Task goal:
Reproduce the stretch of entries from the start through the line that contains "x-tick-label: 1800 <box>1229", keeping every line unchanged.

Data listing:

begin

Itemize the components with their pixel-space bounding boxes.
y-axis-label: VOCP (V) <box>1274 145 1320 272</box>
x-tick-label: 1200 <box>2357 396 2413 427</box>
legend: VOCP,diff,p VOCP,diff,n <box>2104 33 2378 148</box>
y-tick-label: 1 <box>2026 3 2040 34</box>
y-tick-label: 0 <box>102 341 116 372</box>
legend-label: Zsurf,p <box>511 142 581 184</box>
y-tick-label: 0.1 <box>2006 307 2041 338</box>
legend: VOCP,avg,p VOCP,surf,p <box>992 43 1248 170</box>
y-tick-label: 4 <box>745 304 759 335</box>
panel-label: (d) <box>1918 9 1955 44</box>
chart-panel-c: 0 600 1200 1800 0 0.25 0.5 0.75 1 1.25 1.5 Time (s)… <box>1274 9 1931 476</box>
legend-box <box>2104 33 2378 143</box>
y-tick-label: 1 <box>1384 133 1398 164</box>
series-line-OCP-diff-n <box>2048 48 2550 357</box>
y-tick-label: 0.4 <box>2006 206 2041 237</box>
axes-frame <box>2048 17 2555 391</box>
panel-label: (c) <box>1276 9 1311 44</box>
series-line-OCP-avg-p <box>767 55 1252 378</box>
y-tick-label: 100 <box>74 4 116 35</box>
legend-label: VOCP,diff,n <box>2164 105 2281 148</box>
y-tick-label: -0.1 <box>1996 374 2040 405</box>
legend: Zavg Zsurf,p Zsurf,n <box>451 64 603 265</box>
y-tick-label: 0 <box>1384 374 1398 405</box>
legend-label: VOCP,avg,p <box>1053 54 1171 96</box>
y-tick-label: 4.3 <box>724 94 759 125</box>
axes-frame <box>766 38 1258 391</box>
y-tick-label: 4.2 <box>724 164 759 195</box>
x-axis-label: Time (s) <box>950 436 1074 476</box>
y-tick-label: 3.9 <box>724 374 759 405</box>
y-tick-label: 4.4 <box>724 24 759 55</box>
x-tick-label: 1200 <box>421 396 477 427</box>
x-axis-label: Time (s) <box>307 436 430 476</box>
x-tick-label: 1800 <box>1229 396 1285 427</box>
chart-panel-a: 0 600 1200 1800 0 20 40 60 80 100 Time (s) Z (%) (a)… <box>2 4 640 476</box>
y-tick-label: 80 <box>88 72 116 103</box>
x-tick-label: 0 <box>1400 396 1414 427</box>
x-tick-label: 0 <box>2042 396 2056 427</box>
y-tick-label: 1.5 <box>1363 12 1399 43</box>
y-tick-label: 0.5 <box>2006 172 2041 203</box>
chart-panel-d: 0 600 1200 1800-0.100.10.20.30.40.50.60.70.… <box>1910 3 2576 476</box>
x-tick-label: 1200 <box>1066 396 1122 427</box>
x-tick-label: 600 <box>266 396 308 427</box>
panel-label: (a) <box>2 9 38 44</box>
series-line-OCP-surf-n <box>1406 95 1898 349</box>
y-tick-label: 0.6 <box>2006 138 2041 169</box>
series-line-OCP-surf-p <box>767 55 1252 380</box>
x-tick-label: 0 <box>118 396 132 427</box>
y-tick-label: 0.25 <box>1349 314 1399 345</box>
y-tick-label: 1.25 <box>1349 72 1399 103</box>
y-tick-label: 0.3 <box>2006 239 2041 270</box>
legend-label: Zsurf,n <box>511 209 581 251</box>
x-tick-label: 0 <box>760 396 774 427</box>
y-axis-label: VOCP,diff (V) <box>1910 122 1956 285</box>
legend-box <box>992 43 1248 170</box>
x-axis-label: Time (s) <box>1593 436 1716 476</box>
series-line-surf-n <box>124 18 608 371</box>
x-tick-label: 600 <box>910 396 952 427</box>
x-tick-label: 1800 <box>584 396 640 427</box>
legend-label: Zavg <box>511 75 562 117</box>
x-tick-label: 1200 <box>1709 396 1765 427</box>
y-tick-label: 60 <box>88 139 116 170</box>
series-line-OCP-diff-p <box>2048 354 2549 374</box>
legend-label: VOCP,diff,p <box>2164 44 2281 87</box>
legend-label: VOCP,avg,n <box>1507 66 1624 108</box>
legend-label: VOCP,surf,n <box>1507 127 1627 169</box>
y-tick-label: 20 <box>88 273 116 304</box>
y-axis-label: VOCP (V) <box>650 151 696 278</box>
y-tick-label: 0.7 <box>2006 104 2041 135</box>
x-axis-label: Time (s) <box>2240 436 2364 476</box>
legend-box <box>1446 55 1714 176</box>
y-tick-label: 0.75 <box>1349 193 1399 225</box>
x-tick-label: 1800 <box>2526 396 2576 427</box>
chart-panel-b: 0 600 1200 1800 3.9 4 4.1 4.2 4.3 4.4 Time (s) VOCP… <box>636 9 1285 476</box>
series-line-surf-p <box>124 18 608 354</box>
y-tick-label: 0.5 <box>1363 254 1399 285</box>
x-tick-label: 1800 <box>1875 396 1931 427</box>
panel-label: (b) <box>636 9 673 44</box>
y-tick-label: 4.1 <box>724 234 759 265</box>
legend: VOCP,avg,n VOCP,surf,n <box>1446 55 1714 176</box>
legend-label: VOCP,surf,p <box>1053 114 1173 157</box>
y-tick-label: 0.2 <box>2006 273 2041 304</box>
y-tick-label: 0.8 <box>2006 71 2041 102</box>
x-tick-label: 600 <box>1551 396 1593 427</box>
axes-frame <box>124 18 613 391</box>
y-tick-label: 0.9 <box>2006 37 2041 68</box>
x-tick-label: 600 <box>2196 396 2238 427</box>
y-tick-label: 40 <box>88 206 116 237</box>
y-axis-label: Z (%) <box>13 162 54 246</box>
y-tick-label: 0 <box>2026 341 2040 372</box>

end

Completed task:
Itemize the components with their pixel-space bounding boxes.
y-axis-label: VOCP (V) <box>1274 145 1320 272</box>
x-tick-label: 1200 <box>2357 396 2413 427</box>
legend: VOCP,diff,p VOCP,diff,n <box>2104 33 2378 148</box>
y-tick-label: 1 <box>2026 3 2040 34</box>
y-tick-label: 0 <box>102 341 116 372</box>
legend-label: Zsurf,p <box>511 142 581 184</box>
y-tick-label: 0.1 <box>2006 307 2041 338</box>
legend: VOCP,avg,p VOCP,surf,p <box>992 43 1248 170</box>
y-tick-label: 4 <box>745 304 759 335</box>
panel-label: (d) <box>1918 9 1955 44</box>
chart-panel-c: 0 600 1200 1800 0 0.25 0.5 0.75 1 1.25 1.5 Time (s)… <box>1274 9 1931 476</box>
legend-box <box>2104 33 2378 143</box>
y-tick-label: 1 <box>1384 133 1398 164</box>
series-line-OCP-diff-n <box>2048 48 2550 357</box>
y-tick-label: 0.4 <box>2006 206 2041 237</box>
axes-frame <box>2048 17 2555 391</box>
panel-label: (c) <box>1276 9 1311 44</box>
series-line-OCP-avg-p <box>767 55 1252 378</box>
y-tick-label: 100 <box>74 4 116 35</box>
legend-label: VOCP,diff,n <box>2164 105 2281 148</box>
y-tick-label: -0.1 <box>1996 374 2040 405</box>
legend: Zavg Zsurf,p Zsurf,n <box>451 64 603 265</box>
y-tick-label: 0 <box>1384 374 1398 405</box>
legend-label: VOCP,avg,p <box>1053 54 1171 96</box>
y-tick-label: 4.3 <box>724 94 759 125</box>
axes-frame <box>766 38 1258 391</box>
y-tick-label: 4.2 <box>724 164 759 195</box>
x-axis-label: Time (s) <box>950 436 1074 476</box>
y-tick-label: 3.9 <box>724 374 759 405</box>
y-tick-label: 4.4 <box>724 24 759 55</box>
x-tick-label: 1200 <box>421 396 477 427</box>
x-axis-label: Time (s) <box>307 436 430 476</box>
x-tick-label: 1800 <box>1229 396 1285 427</box>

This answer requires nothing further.